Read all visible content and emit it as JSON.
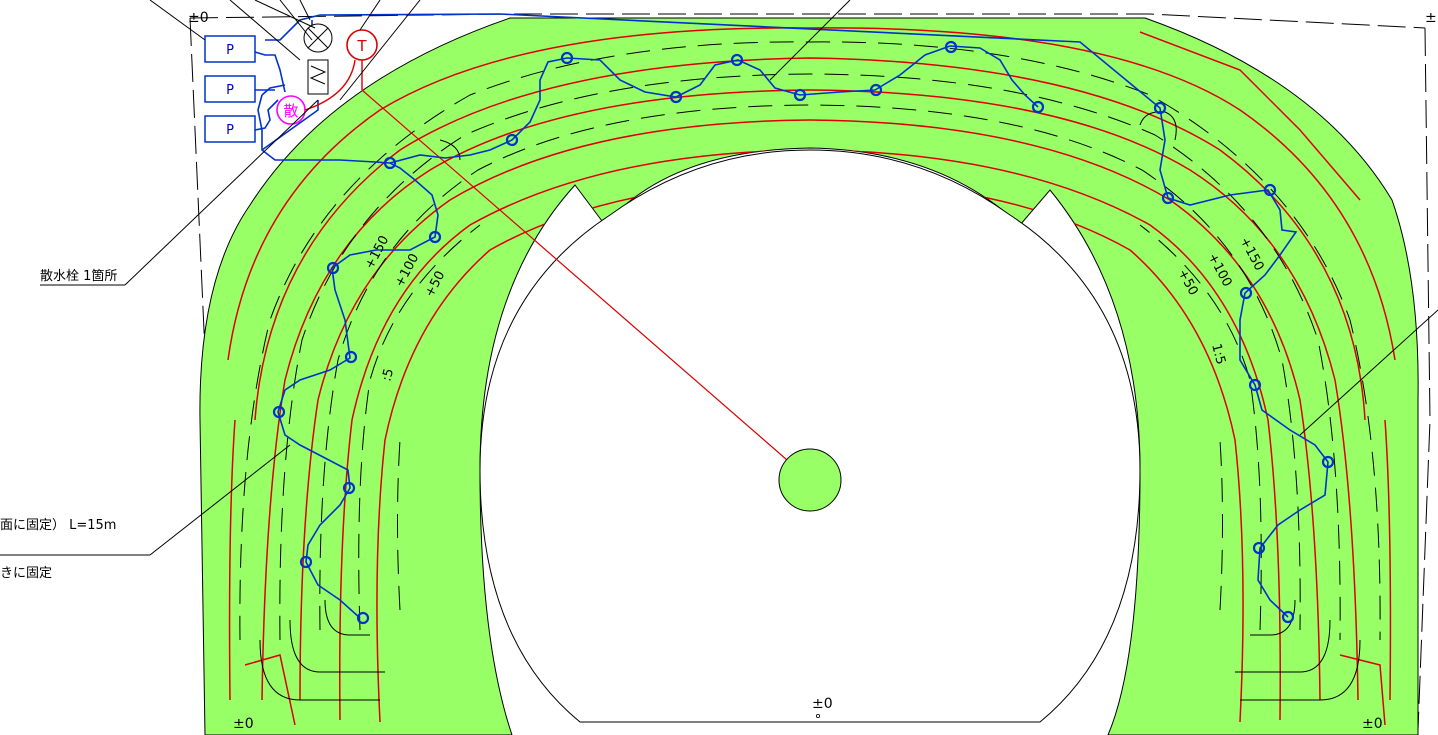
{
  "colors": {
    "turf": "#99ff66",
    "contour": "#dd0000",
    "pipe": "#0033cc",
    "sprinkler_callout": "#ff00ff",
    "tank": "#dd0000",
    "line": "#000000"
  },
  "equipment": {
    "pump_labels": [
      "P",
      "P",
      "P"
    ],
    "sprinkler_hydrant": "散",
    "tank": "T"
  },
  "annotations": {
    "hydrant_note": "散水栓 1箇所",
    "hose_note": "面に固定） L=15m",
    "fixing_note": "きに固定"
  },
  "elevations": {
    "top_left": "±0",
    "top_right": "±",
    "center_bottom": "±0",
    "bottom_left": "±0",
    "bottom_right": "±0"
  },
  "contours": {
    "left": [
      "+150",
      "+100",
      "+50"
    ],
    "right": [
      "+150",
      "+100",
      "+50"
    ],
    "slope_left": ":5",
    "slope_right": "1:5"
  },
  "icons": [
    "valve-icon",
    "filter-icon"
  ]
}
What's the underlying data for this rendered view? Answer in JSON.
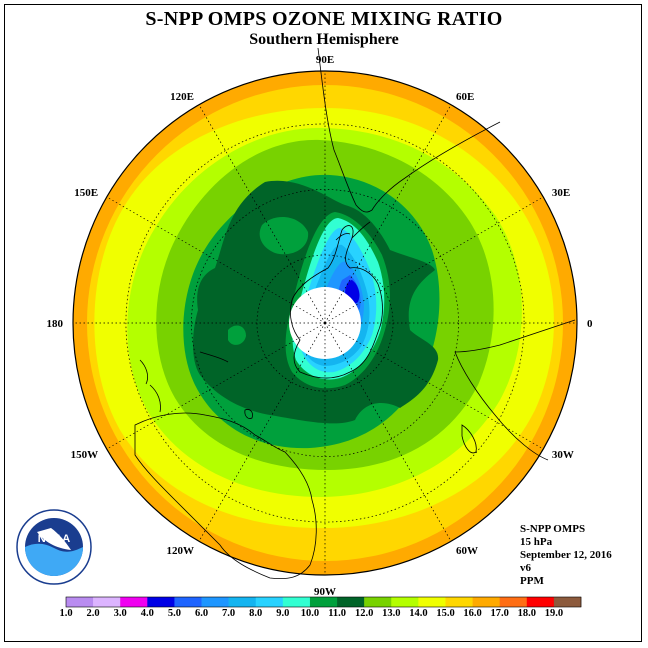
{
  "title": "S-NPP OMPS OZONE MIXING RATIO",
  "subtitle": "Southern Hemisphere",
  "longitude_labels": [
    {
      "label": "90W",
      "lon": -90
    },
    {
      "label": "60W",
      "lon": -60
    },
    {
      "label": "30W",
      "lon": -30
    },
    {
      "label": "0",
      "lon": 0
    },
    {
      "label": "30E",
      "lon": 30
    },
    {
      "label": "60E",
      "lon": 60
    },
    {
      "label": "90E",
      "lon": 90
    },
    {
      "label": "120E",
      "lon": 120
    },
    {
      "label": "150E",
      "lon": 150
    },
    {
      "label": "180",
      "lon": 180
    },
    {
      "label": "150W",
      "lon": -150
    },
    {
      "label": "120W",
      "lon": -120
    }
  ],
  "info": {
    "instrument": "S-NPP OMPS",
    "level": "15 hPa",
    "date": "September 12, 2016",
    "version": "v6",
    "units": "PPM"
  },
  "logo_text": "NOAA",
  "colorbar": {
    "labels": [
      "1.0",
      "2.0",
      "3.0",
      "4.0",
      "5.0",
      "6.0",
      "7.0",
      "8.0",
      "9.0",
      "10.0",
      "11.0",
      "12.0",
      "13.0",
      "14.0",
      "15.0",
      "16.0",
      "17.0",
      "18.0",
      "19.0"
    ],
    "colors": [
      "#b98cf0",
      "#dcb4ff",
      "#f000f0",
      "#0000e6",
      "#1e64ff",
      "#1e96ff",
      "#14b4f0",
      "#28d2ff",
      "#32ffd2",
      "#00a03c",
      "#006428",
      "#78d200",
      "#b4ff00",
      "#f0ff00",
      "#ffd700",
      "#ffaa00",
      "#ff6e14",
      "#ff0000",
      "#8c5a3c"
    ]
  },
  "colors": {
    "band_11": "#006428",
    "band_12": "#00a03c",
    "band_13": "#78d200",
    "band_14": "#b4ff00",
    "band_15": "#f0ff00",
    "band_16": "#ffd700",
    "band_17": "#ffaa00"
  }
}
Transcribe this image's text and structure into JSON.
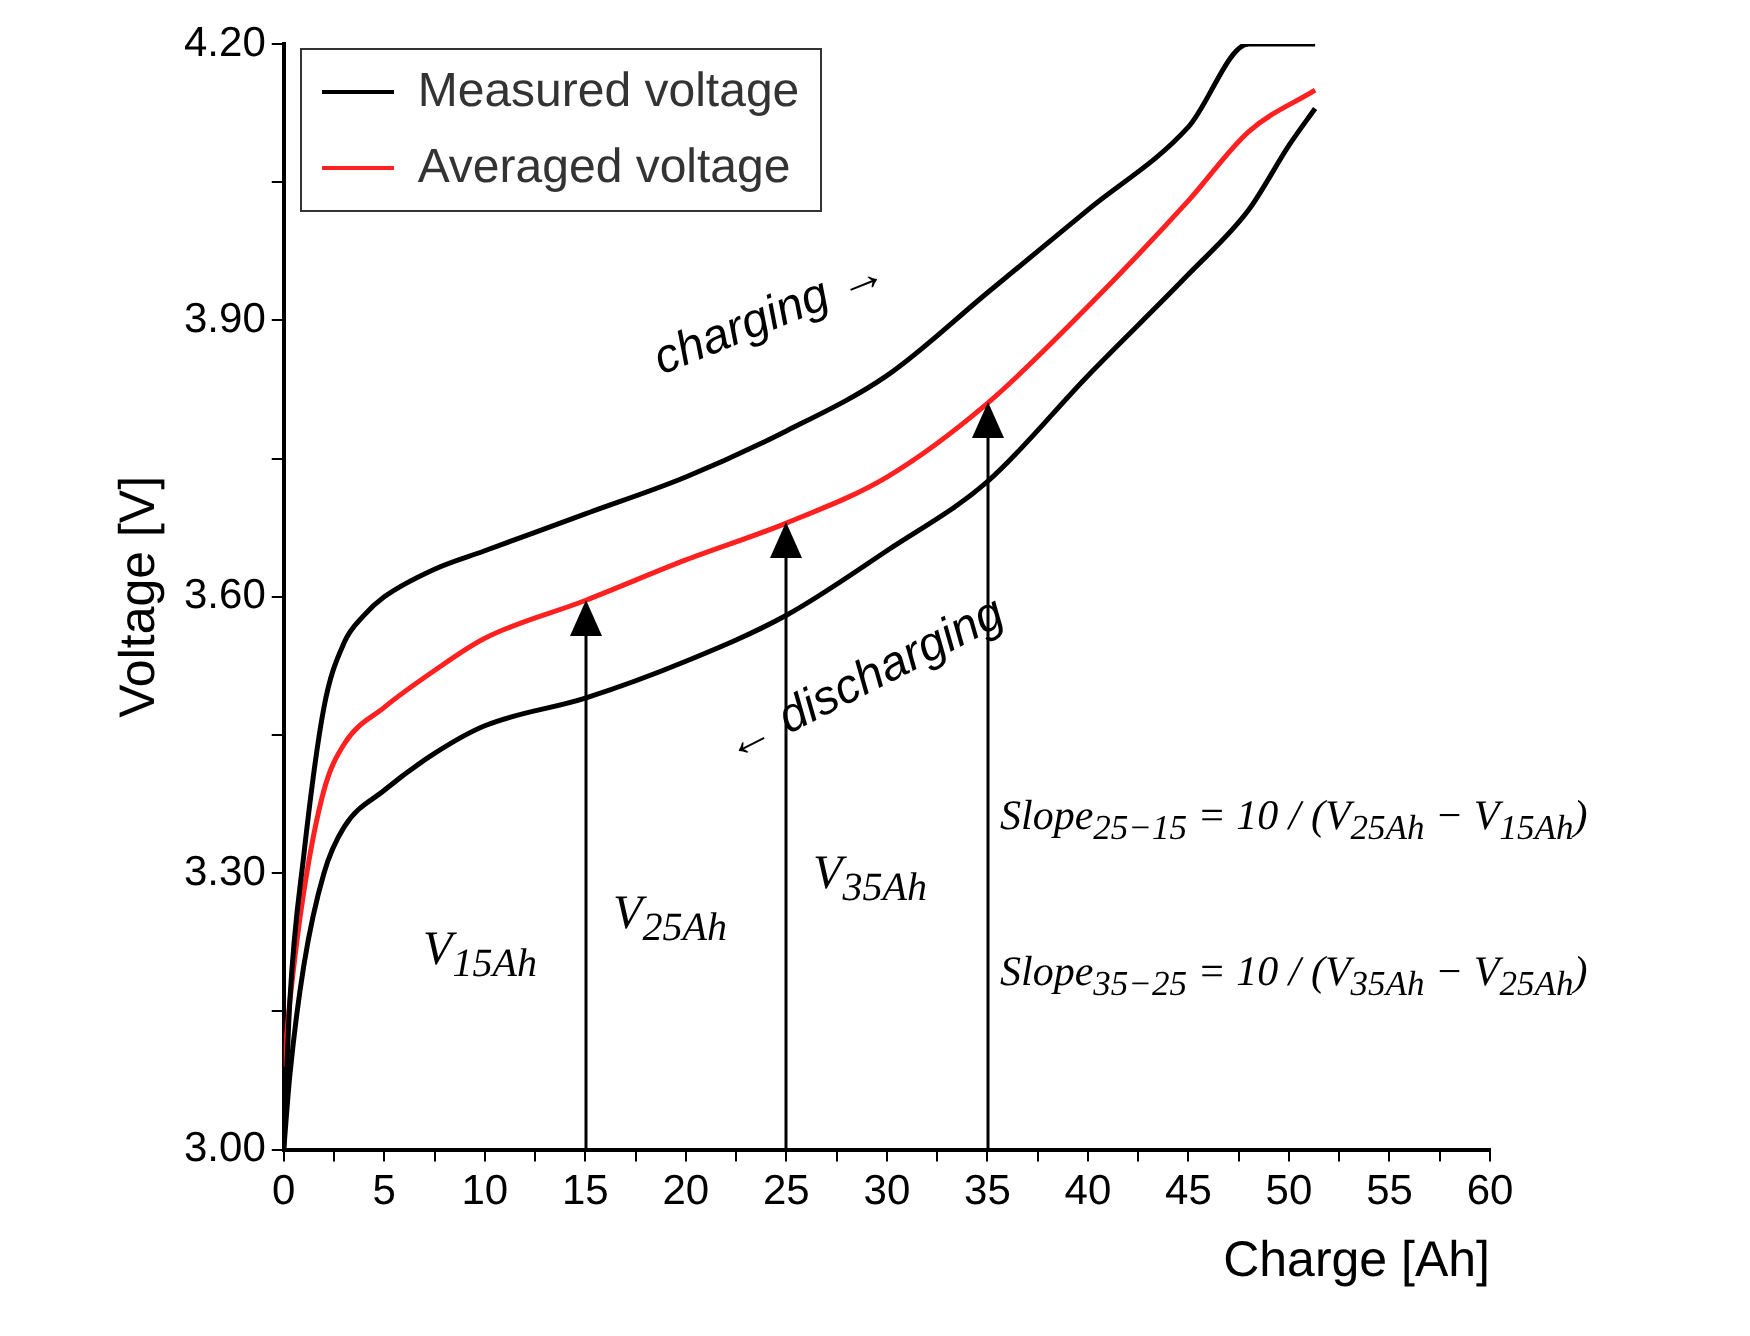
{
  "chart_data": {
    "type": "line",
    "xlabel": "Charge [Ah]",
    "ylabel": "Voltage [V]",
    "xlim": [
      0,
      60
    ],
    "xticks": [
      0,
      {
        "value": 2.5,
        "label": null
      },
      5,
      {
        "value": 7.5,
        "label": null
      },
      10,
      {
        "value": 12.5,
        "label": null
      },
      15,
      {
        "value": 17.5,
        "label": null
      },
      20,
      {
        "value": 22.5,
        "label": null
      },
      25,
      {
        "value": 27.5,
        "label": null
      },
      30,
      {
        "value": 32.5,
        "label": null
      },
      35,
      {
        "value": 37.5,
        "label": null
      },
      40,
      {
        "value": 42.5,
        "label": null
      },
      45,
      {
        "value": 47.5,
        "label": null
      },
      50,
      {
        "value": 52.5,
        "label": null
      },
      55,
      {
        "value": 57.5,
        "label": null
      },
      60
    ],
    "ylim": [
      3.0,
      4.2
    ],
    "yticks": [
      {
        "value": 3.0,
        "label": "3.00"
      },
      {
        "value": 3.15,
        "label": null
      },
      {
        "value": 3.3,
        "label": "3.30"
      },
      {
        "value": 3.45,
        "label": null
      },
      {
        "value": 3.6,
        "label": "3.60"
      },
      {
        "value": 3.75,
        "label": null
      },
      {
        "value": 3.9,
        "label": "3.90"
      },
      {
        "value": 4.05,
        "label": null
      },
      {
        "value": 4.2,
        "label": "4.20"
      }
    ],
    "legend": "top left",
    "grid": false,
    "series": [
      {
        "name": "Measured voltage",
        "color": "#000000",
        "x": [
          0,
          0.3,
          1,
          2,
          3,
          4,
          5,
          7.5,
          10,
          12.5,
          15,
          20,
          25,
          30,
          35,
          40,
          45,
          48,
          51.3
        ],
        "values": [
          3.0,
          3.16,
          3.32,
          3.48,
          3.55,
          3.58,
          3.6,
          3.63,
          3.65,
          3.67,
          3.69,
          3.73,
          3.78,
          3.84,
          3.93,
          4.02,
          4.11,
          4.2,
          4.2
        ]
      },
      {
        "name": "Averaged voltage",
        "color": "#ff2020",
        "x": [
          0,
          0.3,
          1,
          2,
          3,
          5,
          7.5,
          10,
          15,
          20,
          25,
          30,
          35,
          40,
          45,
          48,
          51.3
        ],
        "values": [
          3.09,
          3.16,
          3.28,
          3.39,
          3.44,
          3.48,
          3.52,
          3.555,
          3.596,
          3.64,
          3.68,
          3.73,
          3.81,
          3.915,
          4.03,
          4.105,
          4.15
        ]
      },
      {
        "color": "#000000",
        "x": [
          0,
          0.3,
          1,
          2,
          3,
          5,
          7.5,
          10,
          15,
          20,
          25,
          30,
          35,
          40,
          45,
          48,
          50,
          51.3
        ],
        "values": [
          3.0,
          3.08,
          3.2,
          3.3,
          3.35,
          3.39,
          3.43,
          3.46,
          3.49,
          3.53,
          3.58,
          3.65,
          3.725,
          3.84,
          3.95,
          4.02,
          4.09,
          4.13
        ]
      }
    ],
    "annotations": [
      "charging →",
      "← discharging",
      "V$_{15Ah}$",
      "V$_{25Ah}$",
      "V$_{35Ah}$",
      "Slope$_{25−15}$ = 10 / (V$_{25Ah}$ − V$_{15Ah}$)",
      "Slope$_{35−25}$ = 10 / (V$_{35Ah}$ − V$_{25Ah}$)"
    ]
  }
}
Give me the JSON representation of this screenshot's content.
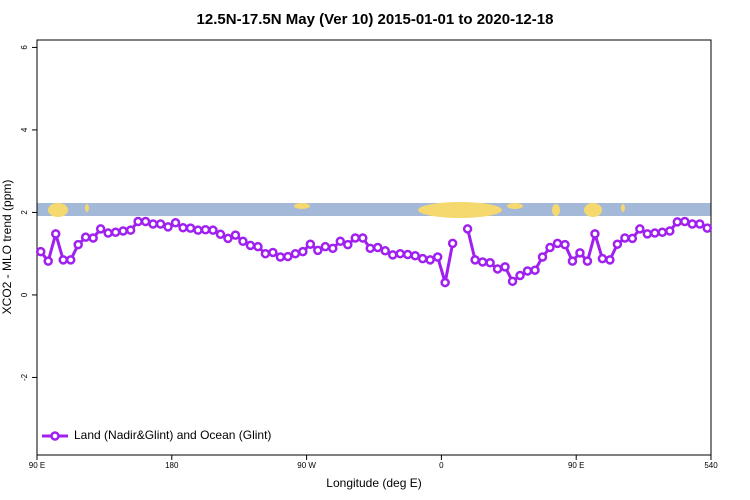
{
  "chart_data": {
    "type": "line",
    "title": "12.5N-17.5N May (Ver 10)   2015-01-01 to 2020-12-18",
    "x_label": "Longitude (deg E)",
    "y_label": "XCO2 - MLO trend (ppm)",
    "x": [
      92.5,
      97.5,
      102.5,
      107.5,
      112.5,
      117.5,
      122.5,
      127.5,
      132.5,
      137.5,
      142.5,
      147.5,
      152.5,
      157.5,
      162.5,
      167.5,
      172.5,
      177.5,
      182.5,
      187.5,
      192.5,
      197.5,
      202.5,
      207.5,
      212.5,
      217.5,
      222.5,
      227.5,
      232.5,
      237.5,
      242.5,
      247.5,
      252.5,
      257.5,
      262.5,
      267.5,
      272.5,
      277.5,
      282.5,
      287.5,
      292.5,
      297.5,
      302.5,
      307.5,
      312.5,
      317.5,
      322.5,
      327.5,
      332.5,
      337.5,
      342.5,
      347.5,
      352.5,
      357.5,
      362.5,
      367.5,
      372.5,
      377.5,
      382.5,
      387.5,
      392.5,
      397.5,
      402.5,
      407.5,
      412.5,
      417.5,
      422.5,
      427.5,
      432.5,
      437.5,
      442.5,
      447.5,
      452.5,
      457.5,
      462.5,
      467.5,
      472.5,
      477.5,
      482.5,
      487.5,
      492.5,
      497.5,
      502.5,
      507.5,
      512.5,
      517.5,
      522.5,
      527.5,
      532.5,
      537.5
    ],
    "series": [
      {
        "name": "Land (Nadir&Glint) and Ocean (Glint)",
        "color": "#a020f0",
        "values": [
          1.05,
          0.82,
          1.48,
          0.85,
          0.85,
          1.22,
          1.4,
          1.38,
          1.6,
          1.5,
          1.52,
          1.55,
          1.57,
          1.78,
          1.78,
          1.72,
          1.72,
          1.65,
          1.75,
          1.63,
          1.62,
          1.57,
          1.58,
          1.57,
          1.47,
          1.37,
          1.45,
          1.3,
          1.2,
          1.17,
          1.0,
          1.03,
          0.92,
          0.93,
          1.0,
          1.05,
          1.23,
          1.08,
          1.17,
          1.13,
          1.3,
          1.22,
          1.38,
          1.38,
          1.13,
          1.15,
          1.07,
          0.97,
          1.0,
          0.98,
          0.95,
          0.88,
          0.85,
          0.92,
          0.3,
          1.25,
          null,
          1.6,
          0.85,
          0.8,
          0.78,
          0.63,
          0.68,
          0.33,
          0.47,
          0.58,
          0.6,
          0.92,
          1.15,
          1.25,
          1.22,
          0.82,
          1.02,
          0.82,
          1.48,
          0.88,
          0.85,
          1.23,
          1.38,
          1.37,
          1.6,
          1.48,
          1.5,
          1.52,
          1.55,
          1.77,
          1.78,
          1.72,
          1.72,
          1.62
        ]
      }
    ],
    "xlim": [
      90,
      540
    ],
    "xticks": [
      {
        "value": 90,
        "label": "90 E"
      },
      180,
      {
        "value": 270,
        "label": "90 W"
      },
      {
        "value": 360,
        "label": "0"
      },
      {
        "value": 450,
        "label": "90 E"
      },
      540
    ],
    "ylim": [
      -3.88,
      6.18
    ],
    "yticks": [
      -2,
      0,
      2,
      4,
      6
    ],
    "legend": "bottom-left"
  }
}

━━━━━━━━━━━━━━━━

▸ GOAL:
In the lines above, find each one with "name" and list it.

▸ TASK OUTPUT:
        "name": "Measured voltage",
        "name": "Averaged voltage",
        "name": "Land (Nadir&Glint) and Ocean (Glint)",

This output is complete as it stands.